Directions —
Scan the entries below for the word "given". Copy each line that has it.

Records shown —
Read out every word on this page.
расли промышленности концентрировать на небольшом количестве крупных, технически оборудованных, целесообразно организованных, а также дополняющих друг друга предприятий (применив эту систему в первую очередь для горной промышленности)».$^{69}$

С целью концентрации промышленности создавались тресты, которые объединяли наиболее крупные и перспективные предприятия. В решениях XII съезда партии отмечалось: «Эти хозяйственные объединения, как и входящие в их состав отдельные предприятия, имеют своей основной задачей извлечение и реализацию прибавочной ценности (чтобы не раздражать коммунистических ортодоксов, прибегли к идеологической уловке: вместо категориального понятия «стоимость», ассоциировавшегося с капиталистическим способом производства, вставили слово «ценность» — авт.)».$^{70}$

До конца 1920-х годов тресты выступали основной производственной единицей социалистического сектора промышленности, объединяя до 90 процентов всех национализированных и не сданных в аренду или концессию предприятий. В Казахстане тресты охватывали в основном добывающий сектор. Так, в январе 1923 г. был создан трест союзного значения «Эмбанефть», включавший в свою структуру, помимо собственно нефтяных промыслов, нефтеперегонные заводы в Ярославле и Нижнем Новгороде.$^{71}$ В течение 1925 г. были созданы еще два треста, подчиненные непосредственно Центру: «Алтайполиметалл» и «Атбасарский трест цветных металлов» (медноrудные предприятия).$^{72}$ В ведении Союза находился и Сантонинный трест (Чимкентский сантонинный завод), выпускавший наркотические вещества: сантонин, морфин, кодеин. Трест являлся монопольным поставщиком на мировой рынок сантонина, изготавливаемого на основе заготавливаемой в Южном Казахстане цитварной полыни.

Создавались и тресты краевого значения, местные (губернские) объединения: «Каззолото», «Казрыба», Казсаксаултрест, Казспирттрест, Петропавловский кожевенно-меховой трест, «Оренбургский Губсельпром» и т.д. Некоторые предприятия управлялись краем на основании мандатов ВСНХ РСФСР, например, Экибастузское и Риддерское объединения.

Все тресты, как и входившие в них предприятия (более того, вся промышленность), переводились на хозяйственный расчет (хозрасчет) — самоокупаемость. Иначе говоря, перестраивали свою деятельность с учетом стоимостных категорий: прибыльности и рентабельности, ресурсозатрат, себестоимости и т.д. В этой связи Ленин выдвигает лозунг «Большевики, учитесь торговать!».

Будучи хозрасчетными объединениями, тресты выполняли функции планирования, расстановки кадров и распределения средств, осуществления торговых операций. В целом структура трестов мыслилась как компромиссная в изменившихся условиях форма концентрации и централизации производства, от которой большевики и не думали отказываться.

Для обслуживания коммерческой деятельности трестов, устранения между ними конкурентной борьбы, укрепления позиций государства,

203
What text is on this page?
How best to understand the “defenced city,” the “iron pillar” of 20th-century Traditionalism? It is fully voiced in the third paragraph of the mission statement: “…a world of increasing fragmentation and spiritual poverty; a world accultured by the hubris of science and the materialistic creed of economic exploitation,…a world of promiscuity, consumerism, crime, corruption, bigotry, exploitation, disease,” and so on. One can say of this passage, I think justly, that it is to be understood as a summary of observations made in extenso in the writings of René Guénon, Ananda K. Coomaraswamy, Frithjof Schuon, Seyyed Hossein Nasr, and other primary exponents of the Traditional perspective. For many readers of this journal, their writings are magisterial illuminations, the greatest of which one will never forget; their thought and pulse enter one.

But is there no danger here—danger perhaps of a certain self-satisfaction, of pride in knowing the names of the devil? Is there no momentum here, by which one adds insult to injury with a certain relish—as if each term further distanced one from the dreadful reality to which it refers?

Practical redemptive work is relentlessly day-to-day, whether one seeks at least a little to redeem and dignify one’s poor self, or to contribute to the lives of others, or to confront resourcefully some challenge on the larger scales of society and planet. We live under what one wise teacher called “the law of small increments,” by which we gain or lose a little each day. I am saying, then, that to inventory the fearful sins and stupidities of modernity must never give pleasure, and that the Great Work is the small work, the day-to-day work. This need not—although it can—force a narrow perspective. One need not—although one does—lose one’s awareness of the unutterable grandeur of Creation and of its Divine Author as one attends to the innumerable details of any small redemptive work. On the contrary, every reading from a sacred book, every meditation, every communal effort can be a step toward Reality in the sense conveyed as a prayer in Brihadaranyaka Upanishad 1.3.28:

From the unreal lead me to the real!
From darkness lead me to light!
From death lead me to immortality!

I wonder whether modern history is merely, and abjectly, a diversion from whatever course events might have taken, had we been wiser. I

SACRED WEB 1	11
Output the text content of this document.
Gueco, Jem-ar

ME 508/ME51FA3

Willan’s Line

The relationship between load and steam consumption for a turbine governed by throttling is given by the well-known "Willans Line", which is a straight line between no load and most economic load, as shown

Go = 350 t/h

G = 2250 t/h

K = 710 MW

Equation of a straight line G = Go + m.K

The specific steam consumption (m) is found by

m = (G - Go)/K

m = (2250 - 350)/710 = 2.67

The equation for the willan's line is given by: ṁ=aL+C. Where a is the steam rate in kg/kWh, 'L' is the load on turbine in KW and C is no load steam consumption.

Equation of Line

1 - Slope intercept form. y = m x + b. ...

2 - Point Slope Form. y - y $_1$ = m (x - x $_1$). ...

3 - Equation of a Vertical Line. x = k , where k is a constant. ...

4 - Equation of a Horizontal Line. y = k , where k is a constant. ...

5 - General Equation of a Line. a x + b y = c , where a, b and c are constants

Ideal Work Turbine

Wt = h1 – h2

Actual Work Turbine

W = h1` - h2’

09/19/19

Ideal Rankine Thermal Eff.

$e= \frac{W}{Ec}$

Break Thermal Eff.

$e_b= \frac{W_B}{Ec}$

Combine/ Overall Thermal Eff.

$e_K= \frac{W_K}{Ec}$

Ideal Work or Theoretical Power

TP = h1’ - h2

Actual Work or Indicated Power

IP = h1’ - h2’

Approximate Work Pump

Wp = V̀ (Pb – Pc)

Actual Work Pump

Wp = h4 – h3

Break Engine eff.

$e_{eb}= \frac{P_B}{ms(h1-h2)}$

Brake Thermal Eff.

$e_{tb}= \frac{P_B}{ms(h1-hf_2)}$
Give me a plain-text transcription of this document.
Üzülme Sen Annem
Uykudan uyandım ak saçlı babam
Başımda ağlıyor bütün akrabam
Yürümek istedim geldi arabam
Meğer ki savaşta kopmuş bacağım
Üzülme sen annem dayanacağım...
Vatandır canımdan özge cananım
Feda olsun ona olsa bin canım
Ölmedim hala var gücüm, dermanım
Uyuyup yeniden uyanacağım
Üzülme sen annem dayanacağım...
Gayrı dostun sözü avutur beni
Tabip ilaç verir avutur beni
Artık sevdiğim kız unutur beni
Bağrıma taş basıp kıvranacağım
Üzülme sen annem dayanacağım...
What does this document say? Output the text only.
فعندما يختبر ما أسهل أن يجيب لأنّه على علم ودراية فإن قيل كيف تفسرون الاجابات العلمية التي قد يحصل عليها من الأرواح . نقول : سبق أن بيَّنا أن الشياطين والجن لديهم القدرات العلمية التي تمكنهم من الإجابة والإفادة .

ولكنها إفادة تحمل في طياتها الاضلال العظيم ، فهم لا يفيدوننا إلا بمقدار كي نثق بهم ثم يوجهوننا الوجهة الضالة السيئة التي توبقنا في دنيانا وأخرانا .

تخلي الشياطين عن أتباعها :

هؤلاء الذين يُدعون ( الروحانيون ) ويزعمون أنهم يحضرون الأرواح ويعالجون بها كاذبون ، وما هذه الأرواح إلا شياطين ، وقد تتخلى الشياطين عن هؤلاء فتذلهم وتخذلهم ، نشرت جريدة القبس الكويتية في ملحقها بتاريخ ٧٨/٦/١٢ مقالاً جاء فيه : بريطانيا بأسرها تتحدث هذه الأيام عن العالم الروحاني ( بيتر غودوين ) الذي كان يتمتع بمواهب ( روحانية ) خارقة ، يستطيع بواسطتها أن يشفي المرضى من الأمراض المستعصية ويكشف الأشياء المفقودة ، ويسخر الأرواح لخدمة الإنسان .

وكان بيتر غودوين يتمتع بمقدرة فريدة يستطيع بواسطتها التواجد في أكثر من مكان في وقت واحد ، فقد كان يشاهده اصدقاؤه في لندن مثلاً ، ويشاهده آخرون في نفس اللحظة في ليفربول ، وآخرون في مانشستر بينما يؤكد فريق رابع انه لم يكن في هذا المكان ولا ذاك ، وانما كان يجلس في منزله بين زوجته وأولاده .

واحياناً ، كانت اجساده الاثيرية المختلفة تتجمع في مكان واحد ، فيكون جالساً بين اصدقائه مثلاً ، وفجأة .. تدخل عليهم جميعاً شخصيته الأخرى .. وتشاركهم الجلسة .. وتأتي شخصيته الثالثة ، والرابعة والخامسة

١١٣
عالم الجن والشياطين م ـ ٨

Reply to the exercise —
The relationship between load and steam consumption for a turbine governed by throttling is given by the well-known "Willans Line", which is a straight line between no load and most economic load, as shown
The equation for the willan's line is given by: ṁ=aL+C. Where a is the steam rate in kg/kWh, 'L' is the load on turbine in KW and C is no load steam consumption.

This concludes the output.